§ **Work to do**:
Tally the lines in the listing below that include "heading". Answer with the count and nothing more.

§ **Records shown**:
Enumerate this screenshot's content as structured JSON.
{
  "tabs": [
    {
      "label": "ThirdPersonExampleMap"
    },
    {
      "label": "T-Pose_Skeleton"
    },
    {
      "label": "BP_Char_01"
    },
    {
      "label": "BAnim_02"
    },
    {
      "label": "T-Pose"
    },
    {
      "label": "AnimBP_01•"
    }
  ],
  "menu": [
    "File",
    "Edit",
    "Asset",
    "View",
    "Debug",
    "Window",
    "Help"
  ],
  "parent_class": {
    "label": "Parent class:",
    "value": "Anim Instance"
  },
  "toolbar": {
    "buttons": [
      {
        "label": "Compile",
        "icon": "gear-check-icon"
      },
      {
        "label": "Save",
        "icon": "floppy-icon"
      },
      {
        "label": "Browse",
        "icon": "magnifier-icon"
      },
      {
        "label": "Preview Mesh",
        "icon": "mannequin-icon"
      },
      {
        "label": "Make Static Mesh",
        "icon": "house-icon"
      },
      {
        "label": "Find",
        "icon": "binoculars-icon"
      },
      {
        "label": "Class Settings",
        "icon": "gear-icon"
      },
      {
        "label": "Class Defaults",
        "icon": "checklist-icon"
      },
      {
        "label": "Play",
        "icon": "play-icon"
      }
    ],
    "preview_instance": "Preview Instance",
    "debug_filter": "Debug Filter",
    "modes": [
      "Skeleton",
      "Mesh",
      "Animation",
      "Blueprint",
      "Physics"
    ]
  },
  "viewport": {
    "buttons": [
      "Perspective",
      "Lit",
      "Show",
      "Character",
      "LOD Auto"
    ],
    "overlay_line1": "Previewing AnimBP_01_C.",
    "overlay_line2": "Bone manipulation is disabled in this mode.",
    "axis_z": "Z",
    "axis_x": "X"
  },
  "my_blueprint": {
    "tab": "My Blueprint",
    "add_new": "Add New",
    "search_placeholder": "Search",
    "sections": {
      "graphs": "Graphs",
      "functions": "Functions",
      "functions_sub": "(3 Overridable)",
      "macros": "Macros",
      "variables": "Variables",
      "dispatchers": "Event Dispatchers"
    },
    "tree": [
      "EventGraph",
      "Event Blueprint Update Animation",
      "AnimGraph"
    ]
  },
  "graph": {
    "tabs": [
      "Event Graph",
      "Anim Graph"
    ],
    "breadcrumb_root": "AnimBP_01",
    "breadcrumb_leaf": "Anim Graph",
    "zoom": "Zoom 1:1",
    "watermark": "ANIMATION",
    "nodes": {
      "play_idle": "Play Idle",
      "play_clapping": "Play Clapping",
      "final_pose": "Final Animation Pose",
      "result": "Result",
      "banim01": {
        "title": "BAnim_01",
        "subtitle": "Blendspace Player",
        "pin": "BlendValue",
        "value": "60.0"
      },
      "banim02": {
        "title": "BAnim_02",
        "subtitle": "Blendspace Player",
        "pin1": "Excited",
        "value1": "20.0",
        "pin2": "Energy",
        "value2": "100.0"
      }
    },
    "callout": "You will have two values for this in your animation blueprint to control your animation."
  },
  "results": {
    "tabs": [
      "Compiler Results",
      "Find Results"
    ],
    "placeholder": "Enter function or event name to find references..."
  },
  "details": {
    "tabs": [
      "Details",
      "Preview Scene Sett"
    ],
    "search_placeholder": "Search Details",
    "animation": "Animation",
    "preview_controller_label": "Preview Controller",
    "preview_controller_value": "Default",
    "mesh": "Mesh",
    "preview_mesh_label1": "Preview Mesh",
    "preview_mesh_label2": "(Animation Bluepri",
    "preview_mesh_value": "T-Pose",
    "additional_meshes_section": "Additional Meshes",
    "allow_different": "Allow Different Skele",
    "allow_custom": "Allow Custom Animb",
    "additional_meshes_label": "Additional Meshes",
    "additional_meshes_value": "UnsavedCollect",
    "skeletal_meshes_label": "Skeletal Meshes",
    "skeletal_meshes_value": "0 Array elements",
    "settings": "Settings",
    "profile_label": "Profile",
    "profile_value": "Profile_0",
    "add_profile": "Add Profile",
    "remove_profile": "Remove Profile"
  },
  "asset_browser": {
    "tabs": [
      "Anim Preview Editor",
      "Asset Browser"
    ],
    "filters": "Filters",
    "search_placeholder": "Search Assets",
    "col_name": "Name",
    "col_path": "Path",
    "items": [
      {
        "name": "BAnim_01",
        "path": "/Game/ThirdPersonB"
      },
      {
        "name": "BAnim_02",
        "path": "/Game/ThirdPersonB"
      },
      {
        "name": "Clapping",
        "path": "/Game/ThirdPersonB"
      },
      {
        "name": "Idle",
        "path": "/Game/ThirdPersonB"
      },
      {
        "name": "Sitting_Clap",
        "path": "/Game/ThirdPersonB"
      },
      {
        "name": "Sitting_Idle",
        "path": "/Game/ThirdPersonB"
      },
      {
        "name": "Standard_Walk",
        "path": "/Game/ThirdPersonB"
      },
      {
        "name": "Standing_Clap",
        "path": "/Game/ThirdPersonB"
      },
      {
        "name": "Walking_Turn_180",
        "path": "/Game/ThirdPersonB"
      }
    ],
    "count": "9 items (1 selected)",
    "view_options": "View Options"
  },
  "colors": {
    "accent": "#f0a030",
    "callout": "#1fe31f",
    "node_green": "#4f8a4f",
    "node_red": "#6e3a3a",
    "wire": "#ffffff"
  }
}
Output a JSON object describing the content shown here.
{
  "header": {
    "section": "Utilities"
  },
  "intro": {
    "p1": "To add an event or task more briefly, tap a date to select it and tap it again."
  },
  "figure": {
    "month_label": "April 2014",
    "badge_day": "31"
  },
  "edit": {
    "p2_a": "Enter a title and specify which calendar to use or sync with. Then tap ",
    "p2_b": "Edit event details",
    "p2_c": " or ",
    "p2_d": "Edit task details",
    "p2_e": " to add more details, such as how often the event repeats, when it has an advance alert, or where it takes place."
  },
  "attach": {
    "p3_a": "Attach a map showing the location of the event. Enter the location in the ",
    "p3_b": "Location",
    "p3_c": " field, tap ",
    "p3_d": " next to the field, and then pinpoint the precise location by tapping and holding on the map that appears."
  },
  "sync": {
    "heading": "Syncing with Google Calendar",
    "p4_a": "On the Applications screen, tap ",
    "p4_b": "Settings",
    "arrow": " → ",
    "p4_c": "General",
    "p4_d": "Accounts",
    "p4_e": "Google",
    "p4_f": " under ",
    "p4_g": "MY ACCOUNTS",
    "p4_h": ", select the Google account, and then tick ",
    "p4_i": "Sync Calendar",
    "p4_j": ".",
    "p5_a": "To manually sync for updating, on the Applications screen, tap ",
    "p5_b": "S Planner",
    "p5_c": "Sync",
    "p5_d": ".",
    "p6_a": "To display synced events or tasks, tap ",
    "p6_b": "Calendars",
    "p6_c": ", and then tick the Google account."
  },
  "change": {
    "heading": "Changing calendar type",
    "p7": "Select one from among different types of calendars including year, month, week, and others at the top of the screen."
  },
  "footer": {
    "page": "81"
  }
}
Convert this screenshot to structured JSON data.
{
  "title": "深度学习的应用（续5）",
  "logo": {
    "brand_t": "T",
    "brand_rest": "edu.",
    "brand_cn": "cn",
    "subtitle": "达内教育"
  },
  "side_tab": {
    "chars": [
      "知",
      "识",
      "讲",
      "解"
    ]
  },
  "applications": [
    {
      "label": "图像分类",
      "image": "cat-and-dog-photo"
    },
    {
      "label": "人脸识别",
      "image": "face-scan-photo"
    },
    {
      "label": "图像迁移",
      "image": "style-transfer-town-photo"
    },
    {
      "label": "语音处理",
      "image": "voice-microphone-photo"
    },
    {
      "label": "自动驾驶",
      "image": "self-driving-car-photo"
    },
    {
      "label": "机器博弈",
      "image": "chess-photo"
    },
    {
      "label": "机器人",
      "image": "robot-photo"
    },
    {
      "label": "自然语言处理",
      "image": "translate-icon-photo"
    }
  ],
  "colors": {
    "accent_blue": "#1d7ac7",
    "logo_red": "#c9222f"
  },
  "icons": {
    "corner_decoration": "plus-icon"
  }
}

§ **Response below**:
2